> OBJECTIVE 1
According to the passage on Dee and accepted Truth, why do individuals accept the esoteric knowledge passed down to them without questioning it?
> OBJECTIVE 2
Copy the layout region rows from their start through the line containing "- caret-down-icon: ⌄: [326, 43, 335, 55]", inclusive.

> TEXT EXTRACT
## Begin
You do understand that for Dee, who was a Kabbalist, the Truth is not something you go and willfully try and produce, right? The Truth, with a capital T, is something that one must accept. It is why all the secrets in the Universe (and all those which are referred to in the Shakespeare works' little puzzles that revolve around ideas about God) hope for "reception".  And what reception entails is that you stop searching and face up to the secret esoteric knowledge that has been passed down faithfully to each subsequent open generation by individuals who have accepted to not question it. The reason they do is because they accept that someone a long time ago had something revealed to him when he was not looking for answers. At that time it allegedly found him through nature as a revelatory experience. These things were faithfully catalogued and classified, and that is what ultimately has probably inspired Bacon to suggest the same for his Temple based scientific approach to the study of the natural sciences.

My point, in case it cannot be detected, is that to start off with that simplest of suggestions and demand that it be accepted unconditionally (acceptance must be unconditionally accepted) is one of the most powerful forms of magic that can exist. It has the power of self reference that the irrational numbers who capture infinity have. "You cannot belong if you do not accept" becomes the mimetic sledgehammer which doesn't ever have to be wielded. This is so powerful a tool that many faiths (especially the Christian and the Islamic) use it to pin everything down on. Faith alone is the key to the treasure vault. The idea is appropriated from places where it has shown its worth. Factions that have adopted it have survived. In the hands of people who attach the "Good" to it, it has been a way to keep themselves in check at the deepest levels.
## End
Layout region records
## Begin
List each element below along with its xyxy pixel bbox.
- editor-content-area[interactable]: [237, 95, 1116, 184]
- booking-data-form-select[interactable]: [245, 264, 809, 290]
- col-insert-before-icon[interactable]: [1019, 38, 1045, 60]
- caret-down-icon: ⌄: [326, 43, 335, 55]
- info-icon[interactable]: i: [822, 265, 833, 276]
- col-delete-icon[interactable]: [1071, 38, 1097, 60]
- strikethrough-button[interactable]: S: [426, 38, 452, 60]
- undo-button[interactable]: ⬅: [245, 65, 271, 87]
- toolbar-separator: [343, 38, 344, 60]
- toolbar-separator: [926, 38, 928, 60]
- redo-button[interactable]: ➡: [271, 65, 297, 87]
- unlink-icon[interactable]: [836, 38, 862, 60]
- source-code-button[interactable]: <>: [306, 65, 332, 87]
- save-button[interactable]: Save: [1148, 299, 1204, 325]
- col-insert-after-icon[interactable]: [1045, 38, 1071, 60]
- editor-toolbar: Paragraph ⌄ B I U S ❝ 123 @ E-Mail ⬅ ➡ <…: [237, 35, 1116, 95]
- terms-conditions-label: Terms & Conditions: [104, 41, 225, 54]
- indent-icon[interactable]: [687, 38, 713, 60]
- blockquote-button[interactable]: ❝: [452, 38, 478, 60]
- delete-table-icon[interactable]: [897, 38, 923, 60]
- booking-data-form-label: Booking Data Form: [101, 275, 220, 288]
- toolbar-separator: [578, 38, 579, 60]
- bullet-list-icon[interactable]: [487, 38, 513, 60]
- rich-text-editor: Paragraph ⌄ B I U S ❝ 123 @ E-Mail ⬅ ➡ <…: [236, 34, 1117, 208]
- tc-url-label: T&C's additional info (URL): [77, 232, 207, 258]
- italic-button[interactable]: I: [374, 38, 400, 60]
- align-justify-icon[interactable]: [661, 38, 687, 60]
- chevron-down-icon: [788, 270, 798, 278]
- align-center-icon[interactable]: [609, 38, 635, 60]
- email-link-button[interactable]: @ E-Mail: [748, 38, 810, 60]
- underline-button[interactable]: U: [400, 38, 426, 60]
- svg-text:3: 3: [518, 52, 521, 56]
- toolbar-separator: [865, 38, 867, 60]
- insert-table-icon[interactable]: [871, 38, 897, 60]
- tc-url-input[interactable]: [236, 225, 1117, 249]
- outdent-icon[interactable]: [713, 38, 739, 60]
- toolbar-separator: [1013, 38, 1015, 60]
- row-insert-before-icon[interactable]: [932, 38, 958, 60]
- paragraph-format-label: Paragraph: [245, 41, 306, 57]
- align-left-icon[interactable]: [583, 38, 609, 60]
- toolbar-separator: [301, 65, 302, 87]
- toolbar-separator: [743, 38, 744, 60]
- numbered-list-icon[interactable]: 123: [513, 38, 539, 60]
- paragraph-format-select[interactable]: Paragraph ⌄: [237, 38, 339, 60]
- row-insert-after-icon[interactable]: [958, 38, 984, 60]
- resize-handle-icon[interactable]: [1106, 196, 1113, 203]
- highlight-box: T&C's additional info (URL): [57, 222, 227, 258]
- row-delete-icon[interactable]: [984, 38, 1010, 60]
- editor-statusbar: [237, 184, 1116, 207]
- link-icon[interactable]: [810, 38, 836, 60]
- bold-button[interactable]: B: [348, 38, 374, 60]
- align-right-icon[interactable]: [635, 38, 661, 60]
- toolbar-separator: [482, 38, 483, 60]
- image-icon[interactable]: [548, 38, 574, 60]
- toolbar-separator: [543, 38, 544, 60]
## End
> FULL ANSWER 1
They accept that, long ago, someone had something revealed to him when he was not looking for answers. That knowledge allegedly found him through nature as a revelatory experience.

> FULL ANSWER 2
List each element below along with its xyxy pixel bbox.
- editor-content-area[interactable]: [237, 95, 1116, 184]
- booking-data-form-select[interactable]: [245, 264, 809, 290]
- col-insert-before-icon[interactable]: [1019, 38, 1045, 60]
- caret-down-icon: ⌄: [326, 43, 335, 55]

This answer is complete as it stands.